▶ **STATED PROBLEM**: Transcribe the material word for word, but without the images.

▶ **DATA LINES**:
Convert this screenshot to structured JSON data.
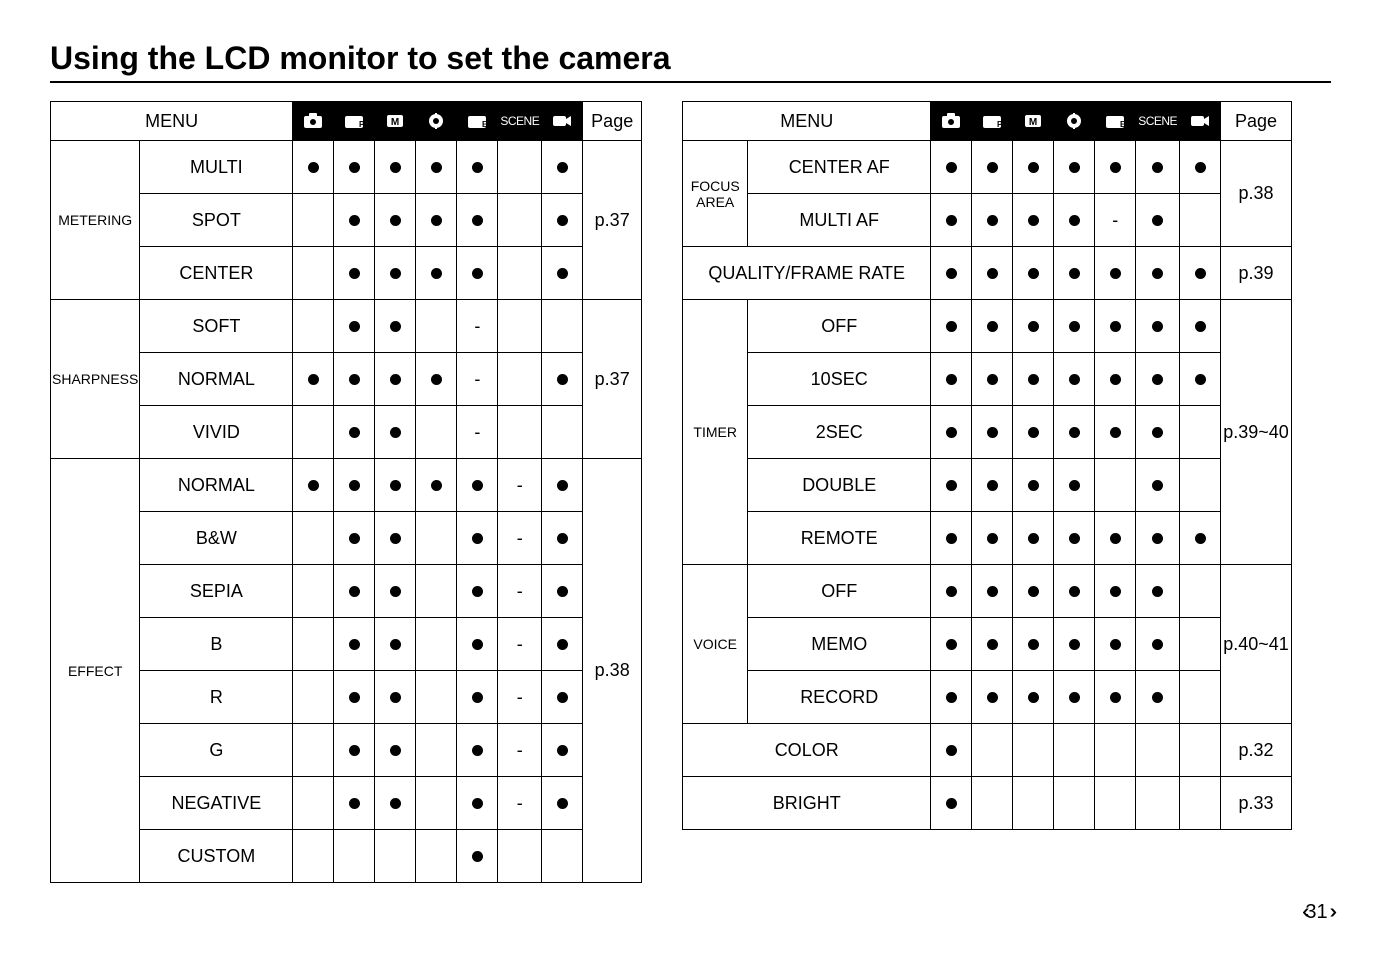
{
  "title": "Using the LCD monitor to set the camera",
  "headers": {
    "menu": "MENU",
    "page": "Page",
    "scene": "SCENE"
  },
  "leftTable": {
    "groups": [
      {
        "cat": "METERING",
        "page": "p.37",
        "rows": [
          {
            "label": "MULTI",
            "m": [
              "d",
              "d",
              "d",
              "d",
              "d",
              "",
              "d"
            ]
          },
          {
            "label": "SPOT",
            "m": [
              "",
              "d",
              "d",
              "d",
              "d",
              "",
              "d"
            ]
          },
          {
            "label": "CENTER",
            "m": [
              "",
              "d",
              "d",
              "d",
              "d",
              "",
              "d"
            ]
          }
        ]
      },
      {
        "cat": "SHARPNESS",
        "page": "p.37",
        "rows": [
          {
            "label": "SOFT",
            "m": [
              "",
              "d",
              "d",
              "",
              "-",
              "",
              ""
            ]
          },
          {
            "label": "NORMAL",
            "m": [
              "d",
              "d",
              "d",
              "d",
              "-",
              "",
              "d"
            ]
          },
          {
            "label": "VIVID",
            "m": [
              "",
              "d",
              "d",
              "",
              "-",
              "",
              ""
            ]
          }
        ]
      },
      {
        "cat": "EFFECT",
        "page": "p.38",
        "rows": [
          {
            "label": "NORMAL",
            "m": [
              "d",
              "d",
              "d",
              "d",
              "d",
              "-",
              "d"
            ]
          },
          {
            "label": "B&W",
            "m": [
              "",
              "d",
              "d",
              "",
              "d",
              "-",
              "d"
            ]
          },
          {
            "label": "SEPIA",
            "m": [
              "",
              "d",
              "d",
              "",
              "d",
              "-",
              "d"
            ]
          },
          {
            "label": "B",
            "m": [
              "",
              "d",
              "d",
              "",
              "d",
              "-",
              "d"
            ]
          },
          {
            "label": "R",
            "m": [
              "",
              "d",
              "d",
              "",
              "d",
              "-",
              "d"
            ]
          },
          {
            "label": "G",
            "m": [
              "",
              "d",
              "d",
              "",
              "d",
              "-",
              "d"
            ]
          },
          {
            "label": "NEGATIVE",
            "m": [
              "",
              "d",
              "d",
              "",
              "d",
              "-",
              "d"
            ]
          },
          {
            "label": "CUSTOM",
            "m": [
              "",
              "",
              "",
              "",
              "d",
              "",
              ""
            ]
          }
        ]
      }
    ]
  },
  "rightTable": {
    "groups": [
      {
        "cat": "FOCUS AREA",
        "page": "p.38",
        "rows": [
          {
            "label": "CENTER AF",
            "m": [
              "d",
              "d",
              "d",
              "d",
              "d",
              "d",
              "d"
            ]
          },
          {
            "label": "MULTI AF",
            "m": [
              "d",
              "d",
              "d",
              "d",
              "-",
              "d",
              ""
            ]
          }
        ]
      },
      {
        "cat": "QUALITY/FRAME RATE",
        "span": true,
        "page": "p.39",
        "rows": [
          {
            "label": "",
            "m": [
              "d",
              "d",
              "d",
              "d",
              "d",
              "d",
              "d"
            ]
          }
        ]
      },
      {
        "cat": "TIMER",
        "page": "p.39~40",
        "rows": [
          {
            "label": "OFF",
            "m": [
              "d",
              "d",
              "d",
              "d",
              "d",
              "d",
              "d"
            ]
          },
          {
            "label": "10SEC",
            "m": [
              "d",
              "d",
              "d",
              "d",
              "d",
              "d",
              "d"
            ]
          },
          {
            "label": "2SEC",
            "m": [
              "d",
              "d",
              "d",
              "d",
              "d",
              "d",
              ""
            ]
          },
          {
            "label": "DOUBLE",
            "m": [
              "d",
              "d",
              "d",
              "d",
              "",
              "d",
              ""
            ]
          },
          {
            "label": "REMOTE",
            "m": [
              "d",
              "d",
              "d",
              "d",
              "d",
              "d",
              "d"
            ]
          }
        ]
      },
      {
        "cat": "VOICE",
        "page": "p.40~41",
        "rows": [
          {
            "label": "OFF",
            "m": [
              "d",
              "d",
              "d",
              "d",
              "d",
              "d",
              ""
            ]
          },
          {
            "label": "MEMO",
            "m": [
              "d",
              "d",
              "d",
              "d",
              "d",
              "d",
              ""
            ]
          },
          {
            "label": "RECORD",
            "m": [
              "d",
              "d",
              "d",
              "d",
              "d",
              "d",
              ""
            ]
          }
        ]
      },
      {
        "cat": "COLOR",
        "span": true,
        "page": "p.32",
        "rows": [
          {
            "label": "",
            "m": [
              "d",
              "",
              "",
              "",
              "",
              "",
              ""
            ]
          }
        ]
      },
      {
        "cat": "BRIGHT",
        "span": true,
        "page": "p.33",
        "rows": [
          {
            "label": "",
            "m": [
              "d",
              "",
              "",
              "",
              "",
              "",
              ""
            ]
          }
        ]
      }
    ]
  },
  "pageNum": "31"
}
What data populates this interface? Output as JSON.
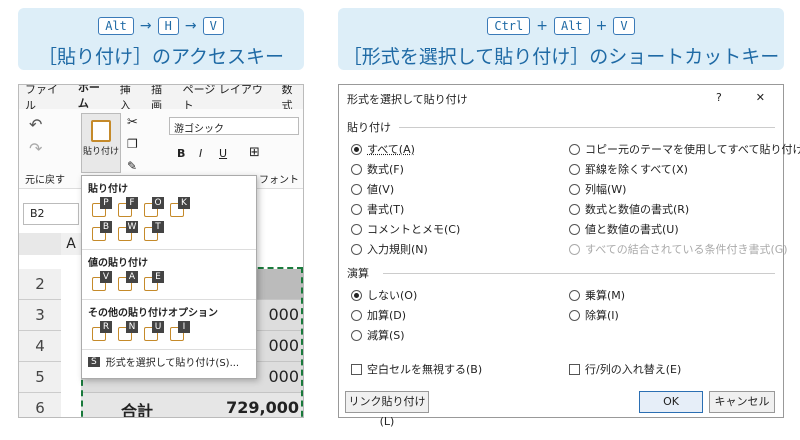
{
  "left_header": {
    "keys": [
      "Alt",
      "H",
      "V"
    ],
    "arrow": "→",
    "title": "［貼り付け］のアクセスキー"
  },
  "right_header": {
    "keys": [
      "Ctrl",
      "Alt",
      "V"
    ],
    "plus": "+",
    "title": "［形式を選択して貼り付け］のショートカットキー"
  },
  "excel": {
    "tabs": [
      "ファイル",
      "ホーム",
      "挿入",
      "描画",
      "ページ レイアウト",
      "数式"
    ],
    "paste_label": "貼り付け",
    "undo_label": "元に戻す",
    "font_name": "游ゴシック",
    "font_group": "フォント",
    "name_box": "B2",
    "col_a": "A",
    "rows": [
      {
        "n": "2",
        "v": ""
      },
      {
        "n": "3",
        "v": "000"
      },
      {
        "n": "4",
        "v": "000"
      },
      {
        "n": "5",
        "v": "000"
      },
      {
        "n": "6",
        "v": "729,000",
        "label": "合計"
      }
    ],
    "menu": {
      "sec1": "貼り付け",
      "row1": [
        "P",
        "F",
        "O",
        "K"
      ],
      "row2": [
        "B",
        "W",
        "T"
      ],
      "sec2": "値の貼り付け",
      "row3": [
        "V",
        "A",
        "E"
      ],
      "sec3": "その他の貼り付けオプション",
      "row4": [
        "R",
        "N",
        "U",
        "I"
      ],
      "special_key": "S",
      "special_label": "形式を選択して貼り付け(S)..."
    }
  },
  "dialog": {
    "title": "形式を選択して貼り付け",
    "help": "?",
    "close": "✕",
    "paste_section": "貼り付け",
    "paste_left": [
      "すべて(A)",
      "数式(F)",
      "値(V)",
      "書式(T)",
      "コメントとメモ(C)",
      "入力規則(N)"
    ],
    "paste_right": [
      "コピー元のテーマを使用してすべて貼り付け(H)",
      "罫線を除くすべて(X)",
      "列幅(W)",
      "数式と数値の書式(R)",
      "値と数値の書式(U)",
      "すべての結合されている条件付き書式(G)"
    ],
    "op_section": "演算",
    "op_left": [
      "しない(O)",
      "加算(D)",
      "減算(S)"
    ],
    "op_right": [
      "乗算(M)",
      "除算(I)"
    ],
    "skip_blanks": "空白セルを無視する(B)",
    "transpose": "行/列の入れ替え(E)",
    "link_button": "リンク貼り付け(L)",
    "ok": "OK",
    "cancel": "キャンセル"
  }
}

▶ **WRITTEN REPLY**:
Convert this screenshot to structured JSON data.
{
  "title": "Using the LCD monitor to set the camera",
  "headers": {
    "menu": "MENU",
    "page": "Page",
    "scene": "SCENE"
  },
  "leftTable": {
    "groups": [
      {
        "cat": "METERING",
        "page": "p.37",
        "rows": [
          {
            "label": "MULTI",
            "m": [
              "d",
              "d",
              "d",
              "d",
              "d",
              "",
              "d"
            ]
          },
          {
            "label": "SPOT",
            "m": [
              "",
              "d",
              "d",
              "d",
              "d",
              "",
              "d"
            ]
          },
          {
            "label": "CENTER",
            "m": [
              "",
              "d",
              "d",
              "d",
              "d",
              "",
              "d"
            ]
          }
        ]
      },
      {
        "cat": "SHARPNESS",
        "page": "p.37",
        "rows": [
          {
            "label": "SOFT",
            "m": [
              "",
              "d",
              "d",
              "",
              "-",
              "",
              ""
            ]
          },
          {
            "label": "NORMAL",
            "m": [
              "d",
              "d",
              "d",
              "d",
              "-",
              "",
              "d"
            ]
          },
          {
            "label": "VIVID",
            "m": [
              "",
              "d",
              "d",
              "",
              "-",
              "",
              ""
            ]
          }
        ]
      },
      {
        "cat": "EFFECT",
        "page": "p.38",
        "rows": [
          {
            "label": "NORMAL",
            "m": [
              "d",
              "d",
              "d",
              "d",
              "d",
              "-",
              "d"
            ]
          },
          {
            "label": "B&W",
            "m": [
              "",
              "d",
              "d",
              "",
              "d",
              "-",
              "d"
            ]
          },
          {
            "label": "SEPIA",
            "m": [
              "",
              "d",
              "d",
              "",
              "d",
              "-",
              "d"
            ]
          },
          {
            "label": "B",
            "m": [
              "",
              "d",
              "d",
              "",
              "d",
              "-",
              "d"
            ]
          },
          {
            "label": "R",
            "m": [
              "",
              "d",
              "d",
              "",
              "d",
              "-",
              "d"
            ]
          },
          {
            "label": "G",
            "m": [
              "",
              "d",
              "d",
              "",
              "d",
              "-",
              "d"
            ]
          },
          {
            "label": "NEGATIVE",
            "m": [
              "",
              "d",
              "d",
              "",
              "d",
              "-",
              "d"
            ]
          },
          {
            "label": "CUSTOM",
            "m": [
              "",
              "",
              "",
              "",
              "d",
              "",
              ""
            ]
          }
        ]
      }
    ]
  },
  "rightTable": {
    "groups": [
      {
        "cat": "FOCUS AREA",
        "page": "p.38",
        "rows": [
          {
            "label": "CENTER AF",
            "m": [
              "d",
              "d",
              "d",
              "d",
              "d",
              "d",
              "d"
            ]
          },
          {
            "label": "MULTI AF",
            "m": [
              "d",
              "d",
              "d",
              "d",
              "-",
              "d",
              ""
            ]
          }
        ]
      },
      {
        "cat": "QUALITY/FRAME RATE",
        "span": true,
        "page": "p.39",
        "rows": [
          {
            "label": "",
            "m": [
              "d",
              "d",
              "d",
              "d",
              "d",
              "d",
              "d"
            ]
          }
        ]
      },
      {
        "cat": "TIMER",
        "page": "p.39~40",
        "rows": [
          {
            "label": "OFF",
            "m": [
              "d",
              "d",
              "d",
              "d",
              "d",
              "d",
              "d"
            ]
          },
          {
            "label": "10SEC",
            "m": [
              "d",
              "d",
              "d",
              "d",
              "d",
              "d",
              "d"
            ]
          },
          {
            "label": "2SEC",
            "m": [
              "d",
              "d",
              "d",
              "d",
              "d",
              "d",
              ""
            ]
          },
          {
            "label": "DOUBLE",
            "m": [
              "d",
              "d",
              "d",
              "d",
              "",
              "d",
              ""
            ]
          },
          {
            "label": "REMOTE",
            "m": [
              "d",
              "d",
              "d",
              "d",
              "d",
              "d",
              "d"
            ]
          }
        ]
      },
      {
        "cat": "VOICE",
        "page": "p.40~41",
        "rows": [
          {
            "label": "OFF",
            "m": [
              "d",
              "d",
              "d",
              "d",
              "d",
              "d",
              ""
            ]
          },
          {
            "label": "MEMO",
            "m": [
              "d",
              "d",
              "d",
              "d",
              "d",
              "d",
              ""
            ]
          },
          {
            "label": "RECORD",
            "m": [
              "d",
              "d",
              "d",
              "d",
              "d",
              "d",
              ""
            ]
          }
        ]
      },
      {
        "cat": "COLOR",
        "span": true,
        "page": "p.32",
        "rows": [
          {
            "label": "",
            "m": [
              "d",
              "",
              "",
              "",
              "",
              "",
              ""
            ]
          }
        ]
      },
      {
        "cat": "BRIGHT",
        "span": true,
        "page": "p.33",
        "rows": [
          {
            "label": "",
            "m": [
              "d",
              "",
              "",
              "",
              "",
              "",
              ""
            ]
          }
        ]
      }
    ]
  },
  "pageNum": "31"
}
What data populates this interface? Output as JSON.
{
  "left_header": {
    "keys": [
      "Alt",
      "H",
      "V"
    ],
    "arrow": "→",
    "title": "［貼り付け］のアクセスキー"
  },
  "right_header": {
    "keys": [
      "Ctrl",
      "Alt",
      "V"
    ],
    "plus": "+",
    "title": "［形式を選択して貼り付け］のショートカットキー"
  },
  "excel": {
    "tabs": [
      "ファイル",
      "ホーム",
      "挿入",
      "描画",
      "ページ レイアウト",
      "数式"
    ],
    "paste_label": "貼り付け",
    "undo_label": "元に戻す",
    "font_name": "游ゴシック",
    "font_group": "フォント",
    "name_box": "B2",
    "col_a": "A",
    "rows": [
      {
        "n": "2",
        "v": ""
      },
      {
        "n": "3",
        "v": "000"
      },
      {
        "n": "4",
        "v": "000"
      },
      {
        "n": "5",
        "v": "000"
      },
      {
        "n": "6",
        "v": "729,000",
        "label": "合計"
      }
    ],
    "menu": {
      "sec1": "貼り付け",
      "row1": [
        "P",
        "F",
        "O",
        "K"
      ],
      "row2": [
        "B",
        "W",
        "T"
      ],
      "sec2": "値の貼り付け",
      "row3": [
        "V",
        "A",
        "E"
      ],
      "sec3": "その他の貼り付けオプション",
      "row4": [
        "R",
        "N",
        "U",
        "I"
      ],
      "special_key": "S",
      "special_label": "形式を選択して貼り付け(S)..."
    }
  },
  "dialog": {
    "title": "形式を選択して貼り付け",
    "help": "?",
    "close": "✕",
    "paste_section": "貼り付け",
    "paste_left": [
      "すべて(A)",
      "数式(F)",
      "値(V)",
      "書式(T)",
      "コメントとメモ(C)",
      "入力規則(N)"
    ],
    "paste_right": [
      "コピー元のテーマを使用してすべて貼り付け(H)",
      "罫線を除くすべて(X)",
      "列幅(W)",
      "数式と数値の書式(R)",
      "値と数値の書式(U)",
      "すべての結合されている条件付き書式(G)"
    ],
    "op_section": "演算",
    "op_left": [
      "しない(O)",
      "加算(D)",
      "減算(S)"
    ],
    "op_right": [
      "乗算(M)",
      "除算(I)"
    ],
    "skip_blanks": "空白セルを無視する(B)",
    "transpose": "行/列の入れ替え(E)",
    "link_button": "リンク貼り付け(L)",
    "ok": "OK",
    "cancel": "キャンセル"
  }
}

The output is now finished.